(Saved entries)
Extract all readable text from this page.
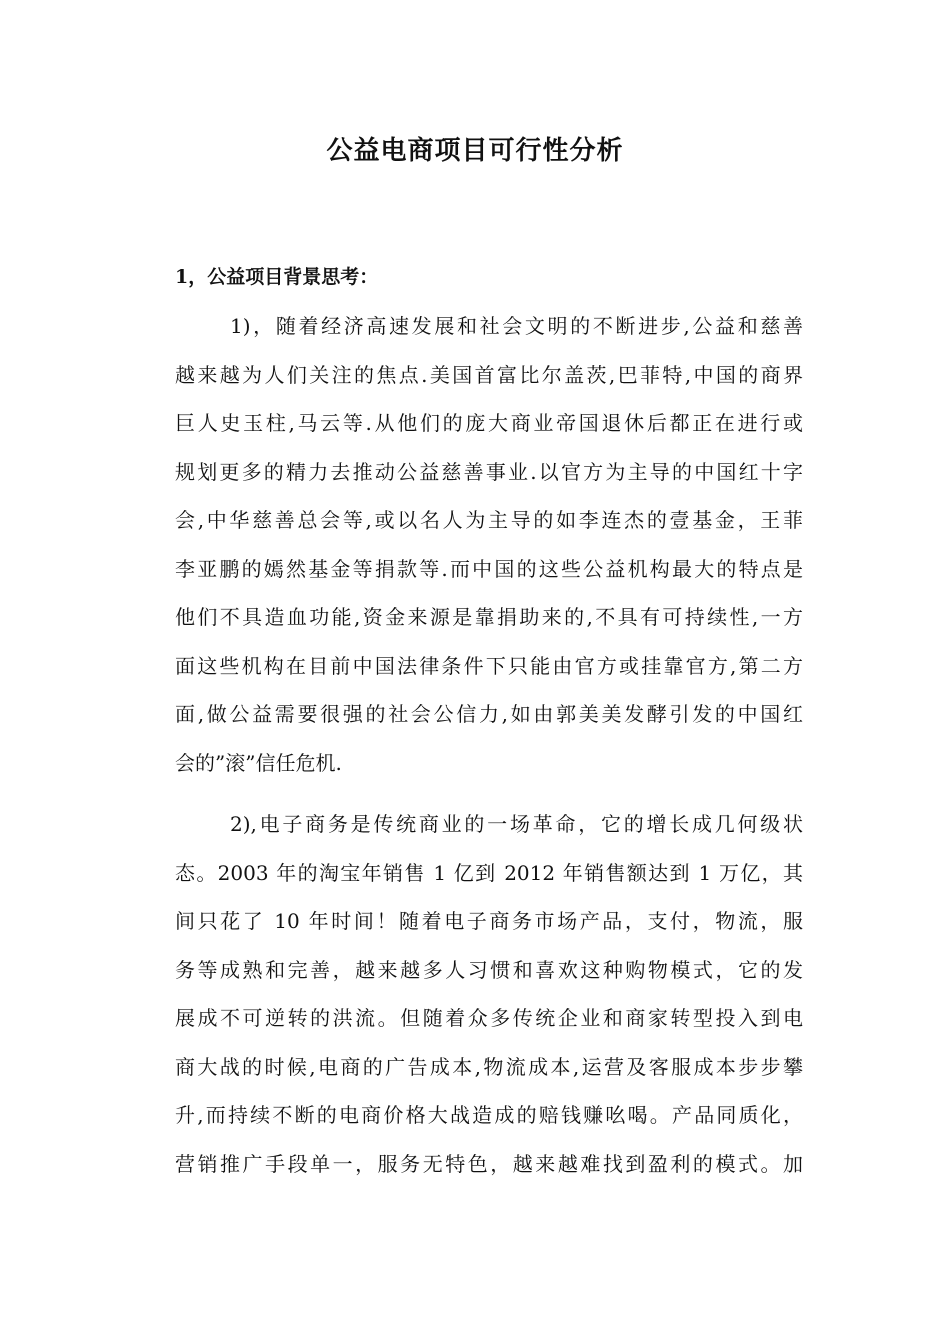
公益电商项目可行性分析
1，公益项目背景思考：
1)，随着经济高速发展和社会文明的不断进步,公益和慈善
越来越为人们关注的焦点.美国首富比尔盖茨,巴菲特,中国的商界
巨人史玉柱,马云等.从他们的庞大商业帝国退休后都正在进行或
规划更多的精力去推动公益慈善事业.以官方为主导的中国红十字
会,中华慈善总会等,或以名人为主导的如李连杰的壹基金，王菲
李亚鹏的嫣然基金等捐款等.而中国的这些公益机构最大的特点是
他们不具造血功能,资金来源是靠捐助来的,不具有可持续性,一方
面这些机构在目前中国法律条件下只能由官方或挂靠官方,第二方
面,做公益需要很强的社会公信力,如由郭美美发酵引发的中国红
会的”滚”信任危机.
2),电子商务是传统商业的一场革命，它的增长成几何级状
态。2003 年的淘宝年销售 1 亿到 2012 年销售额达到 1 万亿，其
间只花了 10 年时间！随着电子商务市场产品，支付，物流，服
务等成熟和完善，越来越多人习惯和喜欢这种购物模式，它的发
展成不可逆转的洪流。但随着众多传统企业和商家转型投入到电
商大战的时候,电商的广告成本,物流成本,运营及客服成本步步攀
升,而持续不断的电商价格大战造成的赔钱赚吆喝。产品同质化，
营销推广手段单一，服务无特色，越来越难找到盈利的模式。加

- **Aim**
In your copy, repeat each record exactly and include no pictures.

- **Task result**
Extract all readable text from this page.
公益电商项目可行性分析
1，公益项目背景思考：
1)，随着经济高速发展和社会文明的不断进步,公益和慈善
越来越为人们关注的焦点.美国首富比尔盖茨,巴菲特,中国的商界
巨人史玉柱,马云等.从他们的庞大商业帝国退休后都正在进行或
规划更多的精力去推动公益慈善事业.以官方为主导的中国红十字
会,中华慈善总会等,或以名人为主导的如李连杰的壹基金，王菲
李亚鹏的嫣然基金等捐款等.而中国的这些公益机构最大的特点是
他们不具造血功能,资金来源是靠捐助来的,不具有可持续性,一方
面这些机构在目前中国法律条件下只能由官方或挂靠官方,第二方
面,做公益需要很强的社会公信力,如由郭美美发酵引发的中国红
会的”滚”信任危机.
2),电子商务是传统商业的一场革命，它的增长成几何级状
态。2003 年的淘宝年销售 1 亿到 2012 年销售额达到 1 万亿，其
间只花了 10 年时间！随着电子商务市场产品，支付，物流，服
务等成熟和完善，越来越多人习惯和喜欢这种购物模式，它的发
展成不可逆转的洪流。但随着众多传统企业和商家转型投入到电
商大战的时候,电商的广告成本,物流成本,运营及客服成本步步攀
升,而持续不断的电商价格大战造成的赔钱赚吆喝。产品同质化，
营销推广手段单一，服务无特色，越来越难找到盈利的模式。加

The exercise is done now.